● **WHAT IS EXPECTED**: Retype all material exactly. Pictures stay out of the copy.

● **PROVIDED RECORDS**:
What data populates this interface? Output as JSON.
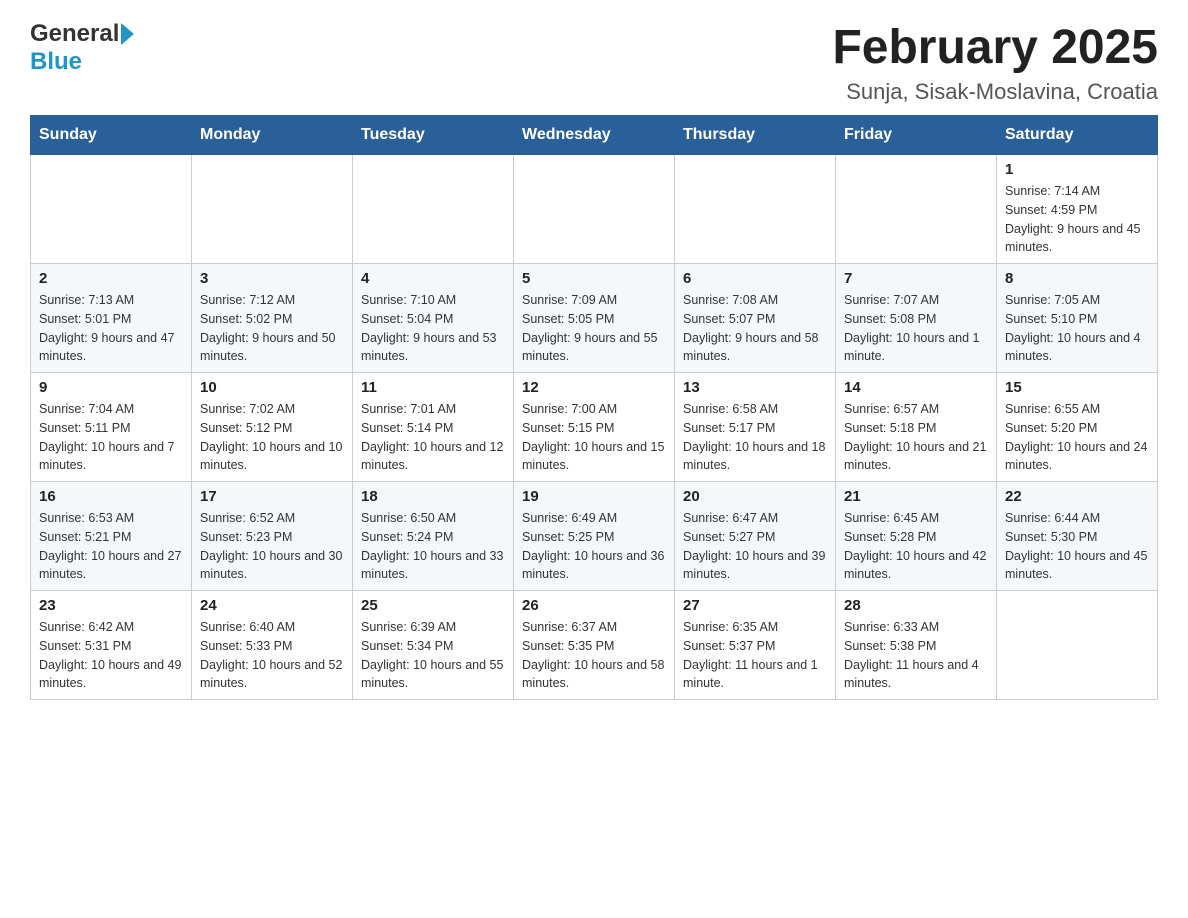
{
  "header": {
    "logo_general": "General",
    "logo_blue": "Blue",
    "month_title": "February 2025",
    "location": "Sunja, Sisak-Moslavina, Croatia"
  },
  "days_of_week": [
    "Sunday",
    "Monday",
    "Tuesday",
    "Wednesday",
    "Thursday",
    "Friday",
    "Saturday"
  ],
  "weeks": [
    {
      "days": [
        {
          "date": "",
          "info": ""
        },
        {
          "date": "",
          "info": ""
        },
        {
          "date": "",
          "info": ""
        },
        {
          "date": "",
          "info": ""
        },
        {
          "date": "",
          "info": ""
        },
        {
          "date": "",
          "info": ""
        },
        {
          "date": "1",
          "info": "Sunrise: 7:14 AM\nSunset: 4:59 PM\nDaylight: 9 hours and 45 minutes."
        }
      ]
    },
    {
      "days": [
        {
          "date": "2",
          "info": "Sunrise: 7:13 AM\nSunset: 5:01 PM\nDaylight: 9 hours and 47 minutes."
        },
        {
          "date": "3",
          "info": "Sunrise: 7:12 AM\nSunset: 5:02 PM\nDaylight: 9 hours and 50 minutes."
        },
        {
          "date": "4",
          "info": "Sunrise: 7:10 AM\nSunset: 5:04 PM\nDaylight: 9 hours and 53 minutes."
        },
        {
          "date": "5",
          "info": "Sunrise: 7:09 AM\nSunset: 5:05 PM\nDaylight: 9 hours and 55 minutes."
        },
        {
          "date": "6",
          "info": "Sunrise: 7:08 AM\nSunset: 5:07 PM\nDaylight: 9 hours and 58 minutes."
        },
        {
          "date": "7",
          "info": "Sunrise: 7:07 AM\nSunset: 5:08 PM\nDaylight: 10 hours and 1 minute."
        },
        {
          "date": "8",
          "info": "Sunrise: 7:05 AM\nSunset: 5:10 PM\nDaylight: 10 hours and 4 minutes."
        }
      ]
    },
    {
      "days": [
        {
          "date": "9",
          "info": "Sunrise: 7:04 AM\nSunset: 5:11 PM\nDaylight: 10 hours and 7 minutes."
        },
        {
          "date": "10",
          "info": "Sunrise: 7:02 AM\nSunset: 5:12 PM\nDaylight: 10 hours and 10 minutes."
        },
        {
          "date": "11",
          "info": "Sunrise: 7:01 AM\nSunset: 5:14 PM\nDaylight: 10 hours and 12 minutes."
        },
        {
          "date": "12",
          "info": "Sunrise: 7:00 AM\nSunset: 5:15 PM\nDaylight: 10 hours and 15 minutes."
        },
        {
          "date": "13",
          "info": "Sunrise: 6:58 AM\nSunset: 5:17 PM\nDaylight: 10 hours and 18 minutes."
        },
        {
          "date": "14",
          "info": "Sunrise: 6:57 AM\nSunset: 5:18 PM\nDaylight: 10 hours and 21 minutes."
        },
        {
          "date": "15",
          "info": "Sunrise: 6:55 AM\nSunset: 5:20 PM\nDaylight: 10 hours and 24 minutes."
        }
      ]
    },
    {
      "days": [
        {
          "date": "16",
          "info": "Sunrise: 6:53 AM\nSunset: 5:21 PM\nDaylight: 10 hours and 27 minutes."
        },
        {
          "date": "17",
          "info": "Sunrise: 6:52 AM\nSunset: 5:23 PM\nDaylight: 10 hours and 30 minutes."
        },
        {
          "date": "18",
          "info": "Sunrise: 6:50 AM\nSunset: 5:24 PM\nDaylight: 10 hours and 33 minutes."
        },
        {
          "date": "19",
          "info": "Sunrise: 6:49 AM\nSunset: 5:25 PM\nDaylight: 10 hours and 36 minutes."
        },
        {
          "date": "20",
          "info": "Sunrise: 6:47 AM\nSunset: 5:27 PM\nDaylight: 10 hours and 39 minutes."
        },
        {
          "date": "21",
          "info": "Sunrise: 6:45 AM\nSunset: 5:28 PM\nDaylight: 10 hours and 42 minutes."
        },
        {
          "date": "22",
          "info": "Sunrise: 6:44 AM\nSunset: 5:30 PM\nDaylight: 10 hours and 45 minutes."
        }
      ]
    },
    {
      "days": [
        {
          "date": "23",
          "info": "Sunrise: 6:42 AM\nSunset: 5:31 PM\nDaylight: 10 hours and 49 minutes."
        },
        {
          "date": "24",
          "info": "Sunrise: 6:40 AM\nSunset: 5:33 PM\nDaylight: 10 hours and 52 minutes."
        },
        {
          "date": "25",
          "info": "Sunrise: 6:39 AM\nSunset: 5:34 PM\nDaylight: 10 hours and 55 minutes."
        },
        {
          "date": "26",
          "info": "Sunrise: 6:37 AM\nSunset: 5:35 PM\nDaylight: 10 hours and 58 minutes."
        },
        {
          "date": "27",
          "info": "Sunrise: 6:35 AM\nSunset: 5:37 PM\nDaylight: 11 hours and 1 minute."
        },
        {
          "date": "28",
          "info": "Sunrise: 6:33 AM\nSunset: 5:38 PM\nDaylight: 11 hours and 4 minutes."
        },
        {
          "date": "",
          "info": ""
        }
      ]
    }
  ]
}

● **WRITTEN RESPONSE**:
What data populates this interface? Output as JSON.
{
  "header": {
    "logo_general": "General",
    "logo_blue": "Blue",
    "month_title": "February 2025",
    "location": "Sunja, Sisak-Moslavina, Croatia"
  },
  "days_of_week": [
    "Sunday",
    "Monday",
    "Tuesday",
    "Wednesday",
    "Thursday",
    "Friday",
    "Saturday"
  ],
  "weeks": [
    {
      "days": [
        {
          "date": "",
          "info": ""
        },
        {
          "date": "",
          "info": ""
        },
        {
          "date": "",
          "info": ""
        },
        {
          "date": "",
          "info": ""
        },
        {
          "date": "",
          "info": ""
        },
        {
          "date": "",
          "info": ""
        },
        {
          "date": "1",
          "info": "Sunrise: 7:14 AM\nSunset: 4:59 PM\nDaylight: 9 hours and 45 minutes."
        }
      ]
    },
    {
      "days": [
        {
          "date": "2",
          "info": "Sunrise: 7:13 AM\nSunset: 5:01 PM\nDaylight: 9 hours and 47 minutes."
        },
        {
          "date": "3",
          "info": "Sunrise: 7:12 AM\nSunset: 5:02 PM\nDaylight: 9 hours and 50 minutes."
        },
        {
          "date": "4",
          "info": "Sunrise: 7:10 AM\nSunset: 5:04 PM\nDaylight: 9 hours and 53 minutes."
        },
        {
          "date": "5",
          "info": "Sunrise: 7:09 AM\nSunset: 5:05 PM\nDaylight: 9 hours and 55 minutes."
        },
        {
          "date": "6",
          "info": "Sunrise: 7:08 AM\nSunset: 5:07 PM\nDaylight: 9 hours and 58 minutes."
        },
        {
          "date": "7",
          "info": "Sunrise: 7:07 AM\nSunset: 5:08 PM\nDaylight: 10 hours and 1 minute."
        },
        {
          "date": "8",
          "info": "Sunrise: 7:05 AM\nSunset: 5:10 PM\nDaylight: 10 hours and 4 minutes."
        }
      ]
    },
    {
      "days": [
        {
          "date": "9",
          "info": "Sunrise: 7:04 AM\nSunset: 5:11 PM\nDaylight: 10 hours and 7 minutes."
        },
        {
          "date": "10",
          "info": "Sunrise: 7:02 AM\nSunset: 5:12 PM\nDaylight: 10 hours and 10 minutes."
        },
        {
          "date": "11",
          "info": "Sunrise: 7:01 AM\nSunset: 5:14 PM\nDaylight: 10 hours and 12 minutes."
        },
        {
          "date": "12",
          "info": "Sunrise: 7:00 AM\nSunset: 5:15 PM\nDaylight: 10 hours and 15 minutes."
        },
        {
          "date": "13",
          "info": "Sunrise: 6:58 AM\nSunset: 5:17 PM\nDaylight: 10 hours and 18 minutes."
        },
        {
          "date": "14",
          "info": "Sunrise: 6:57 AM\nSunset: 5:18 PM\nDaylight: 10 hours and 21 minutes."
        },
        {
          "date": "15",
          "info": "Sunrise: 6:55 AM\nSunset: 5:20 PM\nDaylight: 10 hours and 24 minutes."
        }
      ]
    },
    {
      "days": [
        {
          "date": "16",
          "info": "Sunrise: 6:53 AM\nSunset: 5:21 PM\nDaylight: 10 hours and 27 minutes."
        },
        {
          "date": "17",
          "info": "Sunrise: 6:52 AM\nSunset: 5:23 PM\nDaylight: 10 hours and 30 minutes."
        },
        {
          "date": "18",
          "info": "Sunrise: 6:50 AM\nSunset: 5:24 PM\nDaylight: 10 hours and 33 minutes."
        },
        {
          "date": "19",
          "info": "Sunrise: 6:49 AM\nSunset: 5:25 PM\nDaylight: 10 hours and 36 minutes."
        },
        {
          "date": "20",
          "info": "Sunrise: 6:47 AM\nSunset: 5:27 PM\nDaylight: 10 hours and 39 minutes."
        },
        {
          "date": "21",
          "info": "Sunrise: 6:45 AM\nSunset: 5:28 PM\nDaylight: 10 hours and 42 minutes."
        },
        {
          "date": "22",
          "info": "Sunrise: 6:44 AM\nSunset: 5:30 PM\nDaylight: 10 hours and 45 minutes."
        }
      ]
    },
    {
      "days": [
        {
          "date": "23",
          "info": "Sunrise: 6:42 AM\nSunset: 5:31 PM\nDaylight: 10 hours and 49 minutes."
        },
        {
          "date": "24",
          "info": "Sunrise: 6:40 AM\nSunset: 5:33 PM\nDaylight: 10 hours and 52 minutes."
        },
        {
          "date": "25",
          "info": "Sunrise: 6:39 AM\nSunset: 5:34 PM\nDaylight: 10 hours and 55 minutes."
        },
        {
          "date": "26",
          "info": "Sunrise: 6:37 AM\nSunset: 5:35 PM\nDaylight: 10 hours and 58 minutes."
        },
        {
          "date": "27",
          "info": "Sunrise: 6:35 AM\nSunset: 5:37 PM\nDaylight: 11 hours and 1 minute."
        },
        {
          "date": "28",
          "info": "Sunrise: 6:33 AM\nSunset: 5:38 PM\nDaylight: 11 hours and 4 minutes."
        },
        {
          "date": "",
          "info": ""
        }
      ]
    }
  ]
}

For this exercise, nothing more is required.